Extracted data entries:
## Start

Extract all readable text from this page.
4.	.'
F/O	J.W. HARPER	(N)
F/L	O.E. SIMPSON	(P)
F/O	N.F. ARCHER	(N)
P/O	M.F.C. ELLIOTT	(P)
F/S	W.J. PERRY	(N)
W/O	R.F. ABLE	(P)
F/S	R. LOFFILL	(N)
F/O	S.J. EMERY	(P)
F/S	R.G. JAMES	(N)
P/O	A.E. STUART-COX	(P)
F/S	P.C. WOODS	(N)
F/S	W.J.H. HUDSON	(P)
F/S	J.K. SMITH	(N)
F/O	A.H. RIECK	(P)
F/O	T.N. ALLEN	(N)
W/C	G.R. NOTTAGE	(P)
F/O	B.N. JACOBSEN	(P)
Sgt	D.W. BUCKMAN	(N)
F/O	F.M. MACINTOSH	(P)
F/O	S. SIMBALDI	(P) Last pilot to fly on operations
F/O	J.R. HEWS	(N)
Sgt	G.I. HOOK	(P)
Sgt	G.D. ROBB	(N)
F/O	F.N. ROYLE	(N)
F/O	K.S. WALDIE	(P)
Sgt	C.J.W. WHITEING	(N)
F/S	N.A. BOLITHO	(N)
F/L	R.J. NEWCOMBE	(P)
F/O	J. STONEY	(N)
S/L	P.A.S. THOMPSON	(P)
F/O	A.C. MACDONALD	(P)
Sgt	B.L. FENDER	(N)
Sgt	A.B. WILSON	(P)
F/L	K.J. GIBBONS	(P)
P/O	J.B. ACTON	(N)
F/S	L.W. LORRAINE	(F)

## End

_DESCRIPTION OF THE TASK:_ Each line above is to be repeated exactly.

_PROBLEM SOLUTION:_
Extract all readable text from this page.
4.	.'
F/O	J.W. HARPER	(N)
F/L	O.E. SIMPSON	(P)
F/O	N.F. ARCHER	(N)
P/O	M.F.C. ELLIOTT	(P)
F/S	W.J. PERRY	(N)
W/O	R.F. ABLE	(P)
F/S	R. LOFFILL	(N)
F/O	S.J. EMERY	(P)
F/S	R.G. JAMES	(N)
P/O	A.E. STUART-COX	(P)
F/S	P.C. WOODS	(N)
F/S	W.J.H. HUDSON	(P)
F/S	J.K. SMITH	(N)
F/O	A.H. RIECK	(P)
F/O	T.N. ALLEN	(N)
W/C	G.R. NOTTAGE	(P)
F/O	B.N. JACOBSEN	(P)
Sgt	D.W. BUCKMAN	(N)
F/O	F.M. MACINTOSH	(P)
F/O	S. SIMBALDI	(P) Last pilot to fly on operations
F/O	J.R. HEWS	(N)
Sgt	G.I. HOOK	(P)
Sgt	G.D. ROBB	(N)
F/O	F.N. ROYLE	(N)
F/O	K.S. WALDIE	(P)
Sgt	C.J.W. WHITEING	(N)
F/S	N.A. BOLITHO	(N)
F/L	R.J. NEWCOMBE	(P)
F/O	J. STONEY	(N)
S/L	P.A.S. THOMPSON	(P)
F/O	A.C. MACDONALD	(P)
Sgt	B.L. FENDER	(N)
Sgt	A.B. WILSON	(P)
F/L	K.J. GIBBONS	(P)
P/O	J.B. ACTON	(N)
F/S	L.W. LORRAINE	(F)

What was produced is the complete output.